Task: Return each line of the listing that contains the string "триместр".

-- Begin --

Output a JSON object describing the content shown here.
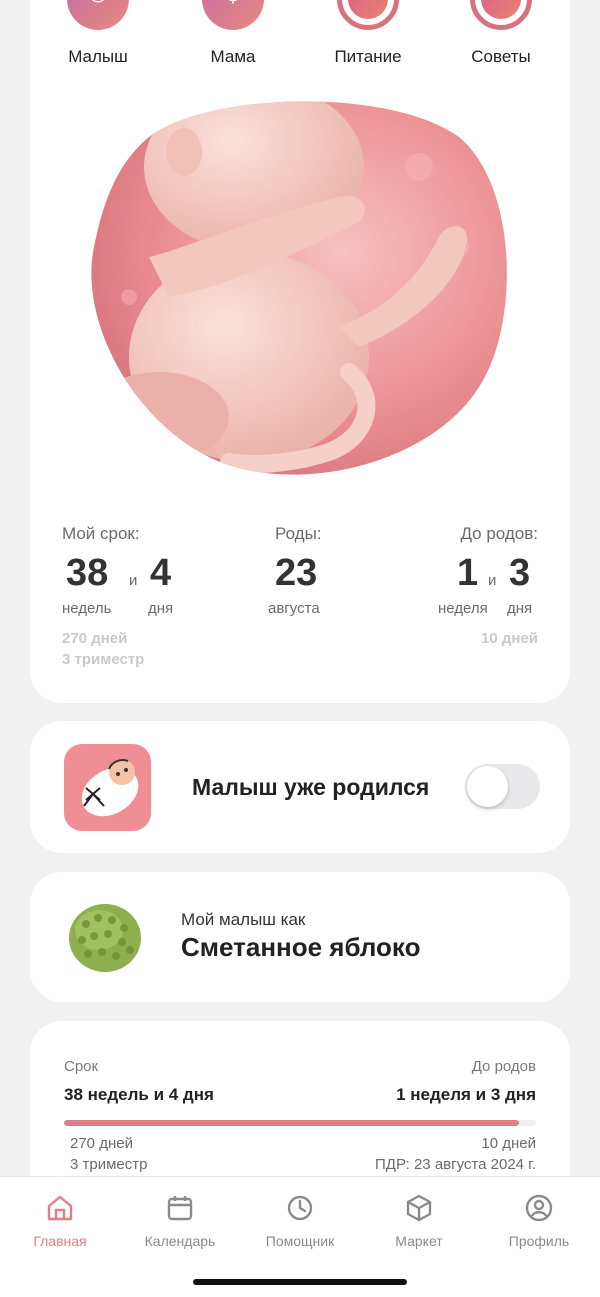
{
  "categories": [
    {
      "label": "Малыш",
      "icon": "baby-icon"
    },
    {
      "label": "Мама",
      "icon": "mother-icon"
    },
    {
      "label": "Питание",
      "icon": "nutrition-icon"
    },
    {
      "label": "Советы",
      "icon": "chat-icon"
    }
  ],
  "stats": {
    "term": {
      "label": "Мой срок:",
      "weeks": "38",
      "conj": "и",
      "days": "4",
      "weeks_unit": "недель",
      "days_unit": "дня",
      "total_days": "270 дней",
      "trimester": "3 триместр"
    },
    "birth": {
      "label": "Роды:",
      "day": "23",
      "month": "августа"
    },
    "until": {
      "label": "До родов:",
      "weeks": "1",
      "conj": "и",
      "days": "3",
      "weeks_unit": "неделя",
      "days_unit": "дня",
      "total_days": "10 дней"
    }
  },
  "born_card": {
    "text": "Малыш уже родился",
    "toggle_on": false
  },
  "fruit_card": {
    "prefix": "Мой малыш как",
    "name": "Сметанное яблоко"
  },
  "progress": {
    "left_label": "Срок",
    "left_value": "38 недель и 4 дня",
    "right_label": "До родов",
    "right_value": "1 неделя и 3 дня",
    "fraction": 0.964,
    "left_days": "270 дней",
    "left_trimester": "3 триместр",
    "right_days": "10 дней",
    "due_date": "ПДР: 23 августа 2024 г."
  },
  "colors": {
    "accent": "#e77d84",
    "toggle_off": "#e9e9eb"
  },
  "nav": [
    {
      "label": "Главная",
      "icon": "home-icon",
      "active": true
    },
    {
      "label": "Календарь",
      "icon": "calendar-icon",
      "active": false
    },
    {
      "label": "Помощник",
      "icon": "clock-icon",
      "active": false
    },
    {
      "label": "Маркет",
      "icon": "box-icon",
      "active": false
    },
    {
      "label": "Профиль",
      "icon": "profile-icon",
      "active": false
    }
  ]
}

-- End --

Full output:
      "trimester": "3 триместр"
    "left_trimester": "3 триместр",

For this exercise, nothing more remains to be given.